## MATERIAL FOR THE TASK
++++++++++++++++++++
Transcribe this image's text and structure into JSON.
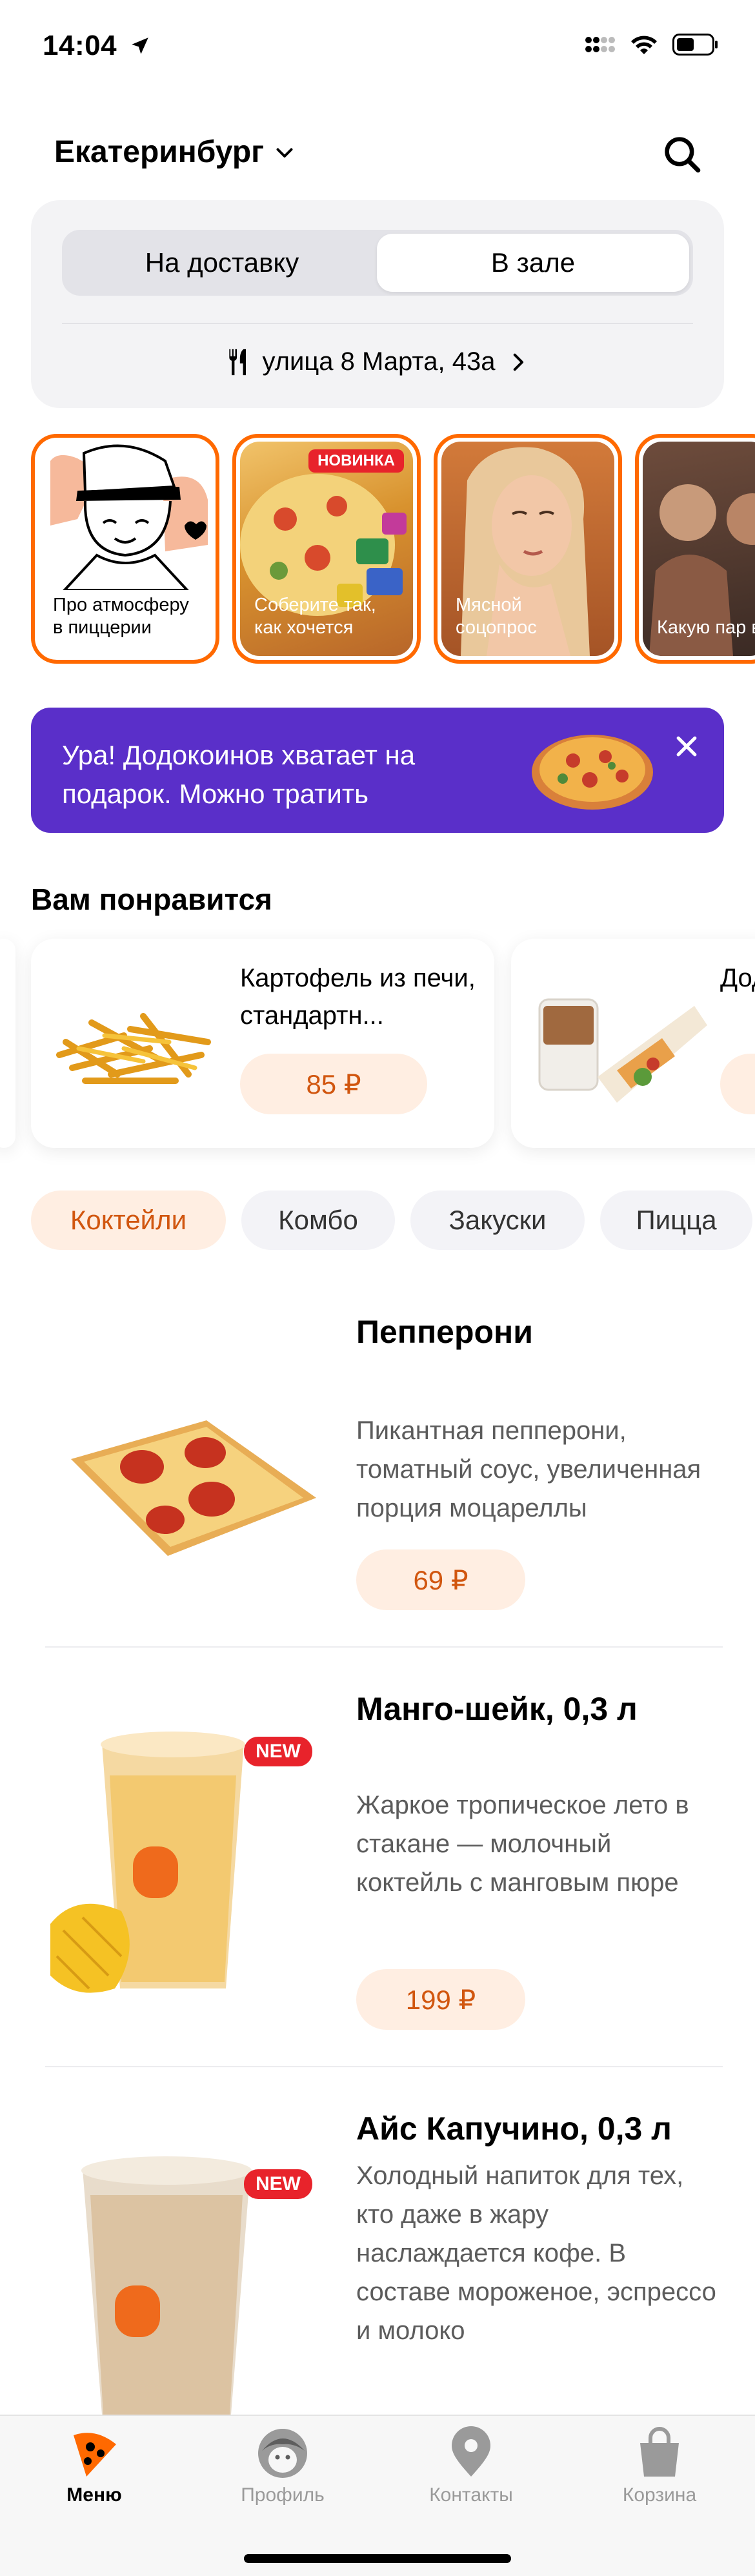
{
  "status_bar": {
    "time": "14:04"
  },
  "header": {
    "city": "Екатеринбург"
  },
  "order_mode": {
    "delivery_label": "На доставку",
    "hall_label": "В зале",
    "selected": "В зале",
    "address": "улица 8 Марта, 43а"
  },
  "stories": [
    {
      "label": "Про атмосферу в пиццерии"
    },
    {
      "label": "Соберите так, как хочется",
      "badge": "НОВИНКА"
    },
    {
      "label": "Мясной соцопрос"
    },
    {
      "label": "Какую пар выбрать?"
    }
  ],
  "promo": {
    "text": "Ура! Додокоинов хватает на подарок. Можно тратить"
  },
  "recommendations": {
    "title": "Вам понравится",
    "items": [
      {
        "name": "Картофель из печи, стандартн...",
        "price": "85 ₽"
      },
      {
        "name": "Дод нап",
        "price": ""
      }
    ]
  },
  "categories": [
    {
      "label": "Коктейли",
      "active": true
    },
    {
      "label": "Комбо",
      "active": false
    },
    {
      "label": "Закуски",
      "active": false
    },
    {
      "label": "Пицца",
      "active": false
    }
  ],
  "products": [
    {
      "title": "Пепперони",
      "description": "Пикантная пепперони, томатный соус, увеличенная порция моцареллы",
      "price": "69 ₽",
      "badge": ""
    },
    {
      "title": "Манго-шейк, 0,3 л",
      "description": "Жаркое тропическое лето в стакане — молочный коктейль с манговым пюре",
      "price": "199 ₽",
      "badge": "NEW"
    },
    {
      "title": "Айс Капучино, 0,3 л",
      "description": "Холодный напиток для тех, кто даже в жару наслаждается кофе. В составе мороженое, эспрессо и молоко",
      "price": "",
      "badge": "NEW"
    }
  ],
  "tabbar": [
    {
      "label": "Меню",
      "icon": "pizza-slice-icon",
      "active": true
    },
    {
      "label": "Профиль",
      "icon": "face-icon",
      "active": false
    },
    {
      "label": "Контакты",
      "icon": "map-pin-icon",
      "active": false
    },
    {
      "label": "Корзина",
      "icon": "shopping-bag-icon",
      "active": false
    }
  ],
  "colors": {
    "accent": "#ff6900",
    "price_text": "#d1560f",
    "price_bg": "#ffeee2",
    "promo_bg": "#5a2fc9",
    "badge_red": "#e8232b"
  }
}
++++++++++++++++++++
## GIVEN PROBLEM
Repeat the material exactly as it reads, without any of its pictures.

## TASK OUTPUT
Transcribe this image's text and structure into JSON.
{
  "status_bar": {
    "time": "14:04"
  },
  "header": {
    "city": "Екатеринбург"
  },
  "order_mode": {
    "delivery_label": "На доставку",
    "hall_label": "В зале",
    "selected": "В зале",
    "address": "улица 8 Марта, 43а"
  },
  "stories": [
    {
      "label": "Про атмосферу в пиццерии"
    },
    {
      "label": "Соберите так, как хочется",
      "badge": "НОВИНКА"
    },
    {
      "label": "Мясной соцопрос"
    },
    {
      "label": "Какую пар выбрать?"
    }
  ],
  "promo": {
    "text": "Ура! Додокоинов хватает на подарок. Можно тратить"
  },
  "recommendations": {
    "title": "Вам понравится",
    "items": [
      {
        "name": "Картофель из печи, стандартн...",
        "price": "85 ₽"
      },
      {
        "name": "Дод нап",
        "price": ""
      }
    ]
  },
  "categories": [
    {
      "label": "Коктейли",
      "active": true
    },
    {
      "label": "Комбо",
      "active": false
    },
    {
      "label": "Закуски",
      "active": false
    },
    {
      "label": "Пицца",
      "active": false
    }
  ],
  "products": [
    {
      "title": "Пепперони",
      "description": "Пикантная пепперони, томатный соус, увеличенная порция моцареллы",
      "price": "69 ₽",
      "badge": ""
    },
    {
      "title": "Манго-шейк, 0,3 л",
      "description": "Жаркое тропическое лето в стакане — молочный коктейль с манговым пюре",
      "price": "199 ₽",
      "badge": "NEW"
    },
    {
      "title": "Айс Капучино, 0,3 л",
      "description": "Холодный напиток для тех, кто даже в жару наслаждается кофе. В составе мороженое, эспрессо и молоко",
      "price": "",
      "badge": "NEW"
    }
  ],
  "tabbar": [
    {
      "label": "Меню",
      "icon": "pizza-slice-icon",
      "active": true
    },
    {
      "label": "Профиль",
      "icon": "face-icon",
      "active": false
    },
    {
      "label": "Контакты",
      "icon": "map-pin-icon",
      "active": false
    },
    {
      "label": "Корзина",
      "icon": "shopping-bag-icon",
      "active": false
    }
  ],
  "colors": {
    "accent": "#ff6900",
    "price_text": "#d1560f",
    "price_bg": "#ffeee2",
    "promo_bg": "#5a2fc9",
    "badge_red": "#e8232b"
  }
}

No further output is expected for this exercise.